(Short task): In the material below, list every line carrying the string "object".

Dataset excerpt
= = = =

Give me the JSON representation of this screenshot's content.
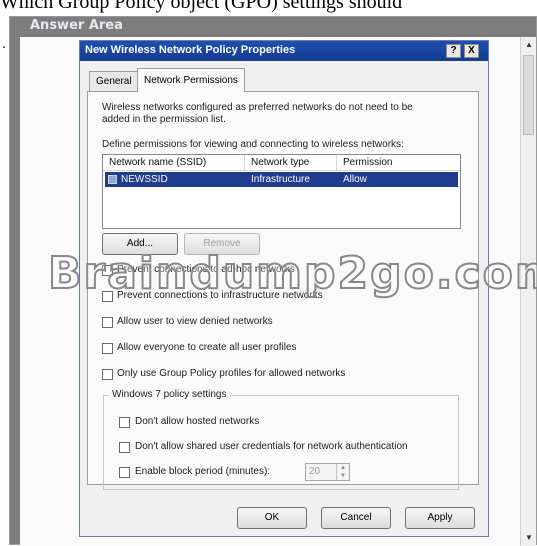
{
  "page": {
    "question_fragment": "Which Group Policy object (GPO) settings should",
    "left_mark": ".",
    "answer_area_title": "Answer Area"
  },
  "dialog": {
    "title": "New Wireless Network Policy Properties",
    "help_btn": "?",
    "close_btn": "X",
    "tabs": [
      "General",
      "Network Permissions"
    ],
    "active_tab": "Network Permissions",
    "intro_line1": "Wireless networks configured as preferred networks do not need to be",
    "intro_line2": "added in the permission list.",
    "define_label": "Define permissions for viewing and connecting to wireless networks:",
    "list": {
      "columns": [
        "Network name (SSID)",
        "Network type",
        "Permission"
      ],
      "rows": [
        {
          "ssid": "NEWSSID",
          "type": "Infrastructure",
          "permission": "Allow",
          "selected": true
        }
      ]
    },
    "add_btn": "Add...",
    "remove_btn": "Remove",
    "checkboxes": [
      {
        "label": "Prevent connections to ad-hoc networks",
        "checked": false
      },
      {
        "label": "Prevent connections to infrastructure networks",
        "checked": false
      },
      {
        "label": "Allow user to view denied networks",
        "checked": false
      },
      {
        "label": "Allow everyone to create all user profiles",
        "checked": false
      },
      {
        "label": "Only use Group Policy profiles for allowed networks",
        "checked": false
      }
    ],
    "group_title": "Windows 7 policy settings",
    "group_checkboxes": [
      {
        "label": "Don't allow hosted networks",
        "checked": false
      },
      {
        "label": "Don't allow shared user credentials for network authentication",
        "checked": false
      },
      {
        "label": "Enable block period (minutes):",
        "checked": false
      }
    ],
    "block_period_value": "20",
    "ok_btn": "OK",
    "cancel_btn": "Cancel",
    "apply_btn": "Apply"
  },
  "watermark": "Braindump2go.com",
  "colors": {
    "title_bar": "#1e4fb3",
    "selection": "#1f3c8f",
    "answer_area": "#7d7d7d"
  }
}
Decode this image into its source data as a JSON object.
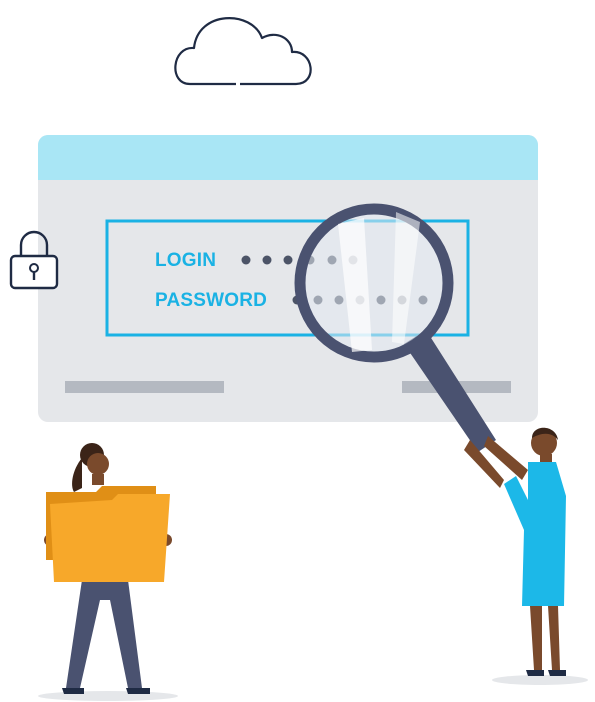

= = = =

(Solution to the problem):
    "question_fragment": "Which Group Policy object (GPO) settings should",
Decode this image into its source data as a JSON object.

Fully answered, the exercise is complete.